▸ What you should do:
Count the lines below that contain the word "رگشخرج" and give only the number.
--
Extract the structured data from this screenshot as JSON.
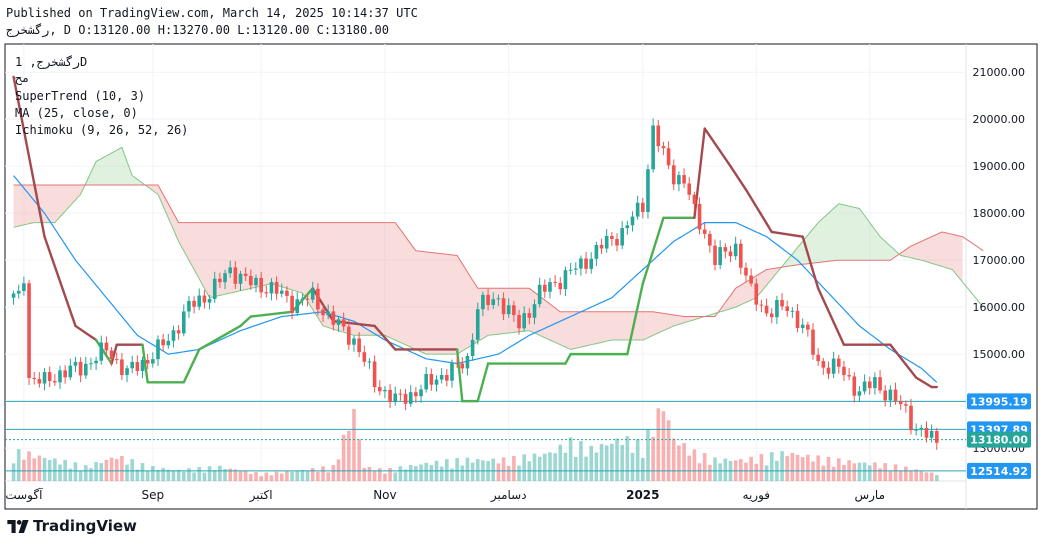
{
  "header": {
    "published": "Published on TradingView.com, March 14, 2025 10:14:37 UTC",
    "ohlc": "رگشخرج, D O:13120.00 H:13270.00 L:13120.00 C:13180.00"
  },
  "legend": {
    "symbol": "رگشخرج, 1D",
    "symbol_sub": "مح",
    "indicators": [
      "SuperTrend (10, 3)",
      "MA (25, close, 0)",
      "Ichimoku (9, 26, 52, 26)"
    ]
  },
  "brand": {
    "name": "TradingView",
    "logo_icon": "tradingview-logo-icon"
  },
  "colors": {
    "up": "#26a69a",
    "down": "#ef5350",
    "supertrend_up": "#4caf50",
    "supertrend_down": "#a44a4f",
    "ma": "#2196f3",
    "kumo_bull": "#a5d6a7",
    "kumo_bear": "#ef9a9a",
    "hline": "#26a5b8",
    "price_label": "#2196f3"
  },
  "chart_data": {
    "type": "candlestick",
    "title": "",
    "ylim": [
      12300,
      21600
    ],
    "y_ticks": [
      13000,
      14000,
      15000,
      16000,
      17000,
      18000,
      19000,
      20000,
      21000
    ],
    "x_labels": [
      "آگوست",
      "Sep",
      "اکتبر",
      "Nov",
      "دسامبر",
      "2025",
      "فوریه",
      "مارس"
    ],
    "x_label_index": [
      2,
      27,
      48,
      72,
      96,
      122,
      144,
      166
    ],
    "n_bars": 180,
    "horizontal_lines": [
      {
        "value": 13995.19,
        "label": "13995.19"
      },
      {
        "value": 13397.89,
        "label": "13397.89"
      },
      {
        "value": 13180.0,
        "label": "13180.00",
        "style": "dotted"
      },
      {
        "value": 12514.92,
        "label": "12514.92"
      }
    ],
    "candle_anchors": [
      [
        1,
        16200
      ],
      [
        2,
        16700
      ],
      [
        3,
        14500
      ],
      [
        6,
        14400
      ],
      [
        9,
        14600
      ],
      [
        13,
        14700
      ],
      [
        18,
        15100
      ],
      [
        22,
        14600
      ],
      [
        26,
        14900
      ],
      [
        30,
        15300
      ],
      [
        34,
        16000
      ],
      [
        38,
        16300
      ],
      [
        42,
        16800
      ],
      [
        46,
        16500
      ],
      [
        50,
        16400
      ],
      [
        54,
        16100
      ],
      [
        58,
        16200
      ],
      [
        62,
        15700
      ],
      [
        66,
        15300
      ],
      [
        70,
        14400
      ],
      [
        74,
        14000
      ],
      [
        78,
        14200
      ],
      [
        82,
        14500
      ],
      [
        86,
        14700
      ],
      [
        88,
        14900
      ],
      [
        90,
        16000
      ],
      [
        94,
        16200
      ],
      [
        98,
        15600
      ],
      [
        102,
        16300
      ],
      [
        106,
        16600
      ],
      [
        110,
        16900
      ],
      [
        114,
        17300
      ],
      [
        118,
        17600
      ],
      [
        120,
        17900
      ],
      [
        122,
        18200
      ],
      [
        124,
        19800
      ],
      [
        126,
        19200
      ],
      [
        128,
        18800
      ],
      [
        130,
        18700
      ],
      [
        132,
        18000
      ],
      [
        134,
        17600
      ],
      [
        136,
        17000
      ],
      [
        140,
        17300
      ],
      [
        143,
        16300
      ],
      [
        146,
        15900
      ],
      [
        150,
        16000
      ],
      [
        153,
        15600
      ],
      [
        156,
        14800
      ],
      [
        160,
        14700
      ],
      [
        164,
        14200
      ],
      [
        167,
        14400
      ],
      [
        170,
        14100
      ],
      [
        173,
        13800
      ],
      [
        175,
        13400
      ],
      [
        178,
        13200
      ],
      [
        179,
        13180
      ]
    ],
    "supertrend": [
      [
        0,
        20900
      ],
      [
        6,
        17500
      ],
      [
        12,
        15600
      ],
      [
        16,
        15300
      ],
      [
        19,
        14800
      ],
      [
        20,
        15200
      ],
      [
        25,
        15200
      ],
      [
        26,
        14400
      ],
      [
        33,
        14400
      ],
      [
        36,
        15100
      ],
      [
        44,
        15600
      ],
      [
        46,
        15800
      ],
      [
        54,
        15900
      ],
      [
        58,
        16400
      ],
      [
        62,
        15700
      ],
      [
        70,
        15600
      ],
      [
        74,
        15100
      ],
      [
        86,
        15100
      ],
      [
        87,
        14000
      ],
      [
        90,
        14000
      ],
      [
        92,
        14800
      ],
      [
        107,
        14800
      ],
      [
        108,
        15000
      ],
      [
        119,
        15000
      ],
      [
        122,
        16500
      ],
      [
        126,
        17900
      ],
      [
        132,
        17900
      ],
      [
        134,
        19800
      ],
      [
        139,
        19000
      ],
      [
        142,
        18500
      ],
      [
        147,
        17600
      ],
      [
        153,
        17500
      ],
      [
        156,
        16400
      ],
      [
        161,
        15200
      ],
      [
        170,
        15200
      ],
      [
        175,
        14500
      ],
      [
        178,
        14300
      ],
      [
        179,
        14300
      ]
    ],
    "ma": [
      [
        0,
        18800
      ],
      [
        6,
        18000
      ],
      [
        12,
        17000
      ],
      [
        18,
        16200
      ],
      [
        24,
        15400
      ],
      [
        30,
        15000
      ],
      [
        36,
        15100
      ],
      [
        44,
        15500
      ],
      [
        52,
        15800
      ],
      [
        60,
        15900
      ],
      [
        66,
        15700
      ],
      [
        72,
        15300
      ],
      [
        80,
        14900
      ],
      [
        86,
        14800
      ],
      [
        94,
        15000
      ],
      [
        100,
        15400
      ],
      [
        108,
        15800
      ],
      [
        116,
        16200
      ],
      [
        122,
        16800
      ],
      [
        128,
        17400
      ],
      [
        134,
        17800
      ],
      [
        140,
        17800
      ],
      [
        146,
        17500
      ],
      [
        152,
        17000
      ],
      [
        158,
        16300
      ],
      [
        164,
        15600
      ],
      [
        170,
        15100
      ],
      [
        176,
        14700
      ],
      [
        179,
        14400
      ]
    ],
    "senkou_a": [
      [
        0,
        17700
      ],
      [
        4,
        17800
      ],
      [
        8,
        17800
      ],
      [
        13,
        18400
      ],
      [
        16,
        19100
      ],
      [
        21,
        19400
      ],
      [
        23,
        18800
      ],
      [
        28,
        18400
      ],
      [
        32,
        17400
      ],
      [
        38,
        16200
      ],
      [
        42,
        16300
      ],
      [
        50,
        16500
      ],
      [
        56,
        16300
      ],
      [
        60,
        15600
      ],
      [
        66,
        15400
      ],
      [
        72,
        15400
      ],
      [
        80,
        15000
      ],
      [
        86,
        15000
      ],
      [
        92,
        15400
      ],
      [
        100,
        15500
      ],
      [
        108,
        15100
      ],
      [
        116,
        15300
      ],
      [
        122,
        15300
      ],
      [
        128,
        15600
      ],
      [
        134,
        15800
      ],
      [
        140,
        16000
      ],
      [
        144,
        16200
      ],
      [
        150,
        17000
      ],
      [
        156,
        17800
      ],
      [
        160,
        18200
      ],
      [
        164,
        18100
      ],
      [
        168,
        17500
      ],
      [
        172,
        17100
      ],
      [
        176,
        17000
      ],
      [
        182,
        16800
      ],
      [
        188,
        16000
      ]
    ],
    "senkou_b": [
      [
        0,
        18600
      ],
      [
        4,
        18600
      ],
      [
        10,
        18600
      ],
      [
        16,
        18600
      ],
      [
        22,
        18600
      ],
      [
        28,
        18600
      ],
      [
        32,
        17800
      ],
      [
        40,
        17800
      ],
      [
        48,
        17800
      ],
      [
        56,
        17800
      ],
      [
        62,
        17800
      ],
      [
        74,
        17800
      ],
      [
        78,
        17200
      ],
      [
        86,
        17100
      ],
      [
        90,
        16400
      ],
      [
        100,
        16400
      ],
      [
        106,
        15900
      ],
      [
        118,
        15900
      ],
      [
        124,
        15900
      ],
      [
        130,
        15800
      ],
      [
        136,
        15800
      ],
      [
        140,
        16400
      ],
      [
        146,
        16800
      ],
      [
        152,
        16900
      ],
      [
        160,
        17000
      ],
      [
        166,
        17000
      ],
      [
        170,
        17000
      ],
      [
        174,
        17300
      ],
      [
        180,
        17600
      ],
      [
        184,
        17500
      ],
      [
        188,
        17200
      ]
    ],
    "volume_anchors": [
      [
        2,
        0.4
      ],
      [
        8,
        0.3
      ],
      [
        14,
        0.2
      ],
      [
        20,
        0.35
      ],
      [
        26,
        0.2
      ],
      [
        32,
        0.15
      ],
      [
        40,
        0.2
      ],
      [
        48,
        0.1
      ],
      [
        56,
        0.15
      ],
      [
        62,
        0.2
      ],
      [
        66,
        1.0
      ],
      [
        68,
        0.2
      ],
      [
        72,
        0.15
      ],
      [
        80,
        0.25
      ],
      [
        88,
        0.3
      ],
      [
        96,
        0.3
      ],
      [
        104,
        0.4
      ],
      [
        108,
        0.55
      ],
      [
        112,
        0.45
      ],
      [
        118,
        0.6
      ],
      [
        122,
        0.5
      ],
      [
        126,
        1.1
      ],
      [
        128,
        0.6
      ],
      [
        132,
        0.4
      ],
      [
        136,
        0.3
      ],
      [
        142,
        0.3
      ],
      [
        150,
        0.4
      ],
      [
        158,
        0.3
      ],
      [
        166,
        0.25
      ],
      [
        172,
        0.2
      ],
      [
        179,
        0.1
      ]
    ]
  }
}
--
▸ Result:
2